Activity list.
a. In the Go channel solutions, which task covers state machines?
b. Explain why the loop in Solution 15 of the Go channel solutions needs no done flag.
c. Please reproduce the Go channel solutions verbatim from "These tasks rehearse" to "9, 12, 13).".

Provided passage.
Solution 10 (sketch)

func MergeN[T any](ctx context.Context, ins []<-chan T) <-chan T {
    out := make(chan T)
    go func() {
        defer close(out)
        cases := make([]reflect.SelectCase, len(ins)+1)
        for i, in := range ins {
            cases[i] = reflect.SelectCase{Dir: reflect.SelectRecv, Chan: reflect.ValueOf(in)}
        }
        cases[len(ins)] = reflect.SelectCase{Dir: reflect.SelectRecv, Chan: reflect.ValueOf(ctx.Done())}

        alive := len(ins)
        for alive > 0 {
            chosen, val, ok := reflect.Select(cases)
            if chosen == len(ins) {
                return
            }
            if !ok {
                cases[chosen].Chan = reflect.Value{}
                alive--
                continue
            }
            select {
            case out <- val.Interface().(T):
            case <-ctx.Done():
                return
            }
        }
    }()
    return out
}

Solution 15

func consume(in <-chan Job, ctx context.Context) error {
    grace := time.After(time.Second)
    for in != nil || hasPendingWork() {
        select {
        case job, ok := <-in:
            if !ok {
                in = nil
                continue
            }
            handle(job)
        case <-grace:
            if !hasPendingWork() {
                return nil
            }
        case <-ctx.Done():
            return ctx.Err()
        }
    }
    return nil
}

The loop condition uses in != nil as the natural exit signal: once in is nil and there is no pending work, the loop exits without needing a done flag.


Wrap-up

These tasks rehearse the patterns from junior, middle, and senior levels:

  • Direct nil-channel behaviour (Tasks 1, 2).
  • Off-switch and drain-then-disable (Tasks 3, 4, 5).
  • Backpressure and conditional sends (Task 6).
  • Multi-source coordination (Tasks 7, 10, 11).
  • State machines (Task 8).
  • Bug hunting and leak detection (Tasks 9, 12, 13).
  • Performance and refactoring (Tasks 14, 15).

After completing them you should be able to write any nil-channel-disabled select-loop from scratch, recognise the same shape in others' code, and diagnose leaks in production.

Excerpted data.
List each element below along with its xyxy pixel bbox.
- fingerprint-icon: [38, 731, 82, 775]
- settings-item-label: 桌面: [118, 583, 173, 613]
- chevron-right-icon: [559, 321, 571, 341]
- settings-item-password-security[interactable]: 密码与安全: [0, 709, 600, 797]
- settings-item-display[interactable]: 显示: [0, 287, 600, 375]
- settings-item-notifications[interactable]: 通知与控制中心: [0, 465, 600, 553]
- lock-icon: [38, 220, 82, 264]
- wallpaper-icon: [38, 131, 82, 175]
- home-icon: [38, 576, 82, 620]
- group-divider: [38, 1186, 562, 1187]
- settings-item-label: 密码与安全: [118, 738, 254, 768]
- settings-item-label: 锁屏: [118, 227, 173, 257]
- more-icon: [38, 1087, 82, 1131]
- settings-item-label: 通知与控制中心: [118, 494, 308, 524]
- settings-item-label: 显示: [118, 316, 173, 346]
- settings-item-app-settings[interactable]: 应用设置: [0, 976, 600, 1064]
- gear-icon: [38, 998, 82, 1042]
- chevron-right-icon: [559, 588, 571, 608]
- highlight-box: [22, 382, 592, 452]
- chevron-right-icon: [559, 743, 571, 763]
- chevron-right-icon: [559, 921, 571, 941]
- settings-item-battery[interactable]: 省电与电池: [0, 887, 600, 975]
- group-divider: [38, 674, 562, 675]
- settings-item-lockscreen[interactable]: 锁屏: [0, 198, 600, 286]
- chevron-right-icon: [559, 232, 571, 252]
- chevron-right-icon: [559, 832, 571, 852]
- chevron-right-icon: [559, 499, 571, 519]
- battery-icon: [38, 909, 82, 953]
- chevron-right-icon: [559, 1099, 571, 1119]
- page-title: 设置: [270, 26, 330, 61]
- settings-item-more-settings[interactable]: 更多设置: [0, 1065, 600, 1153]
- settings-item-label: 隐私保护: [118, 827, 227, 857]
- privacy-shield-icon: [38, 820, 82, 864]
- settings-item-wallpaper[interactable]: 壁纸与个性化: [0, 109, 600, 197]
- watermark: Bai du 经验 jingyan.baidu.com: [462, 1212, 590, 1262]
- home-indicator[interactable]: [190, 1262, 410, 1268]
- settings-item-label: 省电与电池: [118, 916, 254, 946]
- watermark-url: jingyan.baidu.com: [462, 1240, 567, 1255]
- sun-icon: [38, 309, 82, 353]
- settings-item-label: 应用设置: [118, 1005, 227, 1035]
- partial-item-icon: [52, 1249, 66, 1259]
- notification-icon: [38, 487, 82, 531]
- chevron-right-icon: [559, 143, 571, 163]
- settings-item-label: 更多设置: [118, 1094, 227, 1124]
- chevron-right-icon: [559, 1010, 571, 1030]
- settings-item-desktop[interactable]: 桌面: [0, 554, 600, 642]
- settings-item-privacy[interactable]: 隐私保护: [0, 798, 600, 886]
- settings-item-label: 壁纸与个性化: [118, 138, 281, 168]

Numbered answers.
a. Task 8.

b. The loop condition uses in != nil as its natural exit signal. When the input channel closes, in is set to nil, and once there is also no pending work, the loop exits on its own.

c.
These tasks rehearse the patterns from junior, middle, and senior levels:

  • Direct nil-channel behaviour (Tasks 1, 2).
  • Off-switch and drain-then-disable (Tasks 3, 4, 5).
  • Backpressure and conditional sends (Task 6).
  • Multi-source coordination (Tasks 7, 10, 11).
  • State machines (Task 8).
  • Bug hunting and leak detection (Tasks 9, 12, 13).